* START INPUT *

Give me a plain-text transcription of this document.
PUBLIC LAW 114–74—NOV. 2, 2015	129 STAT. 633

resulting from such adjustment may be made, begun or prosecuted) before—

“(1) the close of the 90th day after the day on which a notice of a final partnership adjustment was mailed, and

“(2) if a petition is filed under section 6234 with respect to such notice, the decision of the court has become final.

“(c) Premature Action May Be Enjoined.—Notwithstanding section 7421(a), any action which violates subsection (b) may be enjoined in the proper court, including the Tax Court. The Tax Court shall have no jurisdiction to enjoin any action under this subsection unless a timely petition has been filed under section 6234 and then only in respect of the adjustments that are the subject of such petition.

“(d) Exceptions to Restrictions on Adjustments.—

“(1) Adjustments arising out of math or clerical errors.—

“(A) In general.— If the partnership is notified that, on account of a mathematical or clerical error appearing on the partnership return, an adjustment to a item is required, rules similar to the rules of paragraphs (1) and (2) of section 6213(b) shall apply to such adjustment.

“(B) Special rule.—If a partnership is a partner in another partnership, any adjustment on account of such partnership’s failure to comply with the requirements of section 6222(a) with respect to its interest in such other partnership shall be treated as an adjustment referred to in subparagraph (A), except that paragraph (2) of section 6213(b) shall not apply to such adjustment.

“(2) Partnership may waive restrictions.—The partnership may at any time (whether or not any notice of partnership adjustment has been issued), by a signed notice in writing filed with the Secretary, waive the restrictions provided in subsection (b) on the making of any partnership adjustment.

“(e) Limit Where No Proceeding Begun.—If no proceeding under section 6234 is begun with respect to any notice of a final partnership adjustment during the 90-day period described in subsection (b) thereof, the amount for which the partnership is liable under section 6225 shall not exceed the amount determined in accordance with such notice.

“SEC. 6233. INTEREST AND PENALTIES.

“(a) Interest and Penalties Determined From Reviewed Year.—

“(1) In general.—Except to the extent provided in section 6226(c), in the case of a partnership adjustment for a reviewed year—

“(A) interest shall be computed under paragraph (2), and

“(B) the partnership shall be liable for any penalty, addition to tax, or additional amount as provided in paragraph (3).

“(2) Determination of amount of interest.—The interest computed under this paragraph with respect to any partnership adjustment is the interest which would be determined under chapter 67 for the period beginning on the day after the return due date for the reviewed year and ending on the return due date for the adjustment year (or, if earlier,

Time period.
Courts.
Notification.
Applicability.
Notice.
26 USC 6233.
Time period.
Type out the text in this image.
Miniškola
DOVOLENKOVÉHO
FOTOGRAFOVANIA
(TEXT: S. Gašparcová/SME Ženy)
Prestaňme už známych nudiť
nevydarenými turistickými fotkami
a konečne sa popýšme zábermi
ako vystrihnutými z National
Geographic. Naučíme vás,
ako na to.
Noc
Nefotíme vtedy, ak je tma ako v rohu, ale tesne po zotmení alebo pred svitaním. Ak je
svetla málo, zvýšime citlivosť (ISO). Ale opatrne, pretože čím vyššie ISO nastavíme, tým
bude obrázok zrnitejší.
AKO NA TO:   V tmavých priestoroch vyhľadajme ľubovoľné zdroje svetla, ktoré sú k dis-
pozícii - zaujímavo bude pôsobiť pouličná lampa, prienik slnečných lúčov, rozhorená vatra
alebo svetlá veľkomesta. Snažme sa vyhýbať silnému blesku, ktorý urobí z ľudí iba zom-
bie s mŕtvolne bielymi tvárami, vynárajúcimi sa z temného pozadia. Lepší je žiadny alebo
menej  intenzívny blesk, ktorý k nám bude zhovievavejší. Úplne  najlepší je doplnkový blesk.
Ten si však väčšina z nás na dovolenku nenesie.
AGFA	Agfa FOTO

* END INPUT *

- **PROBLEM**
Look through the material and copy each line that has "amount".

- **SOLUTION BELOW**
“(e) Limit Where No Proceeding Begun.—If no proceeding under section 6234 is begun with respect to any notice of a final partnership adjustment during the 90-day period described in subsection (b) thereof, the amount for which the partnership is liable under section 6225 shall not exceed the amount determined in accordance with such notice.
“(B) the partnership shall be liable for any penalty, addition to tax, or additional amount as provided in paragraph (3).
“(2) Determination of amount of interest.—The interest computed under this paragraph with respect to any partnership adjustment is the interest which would be determined under chapter 67 for the period beginning on the day after the return due date for the reviewed year and ending on the return due date for the adjustment year (or, if earlier,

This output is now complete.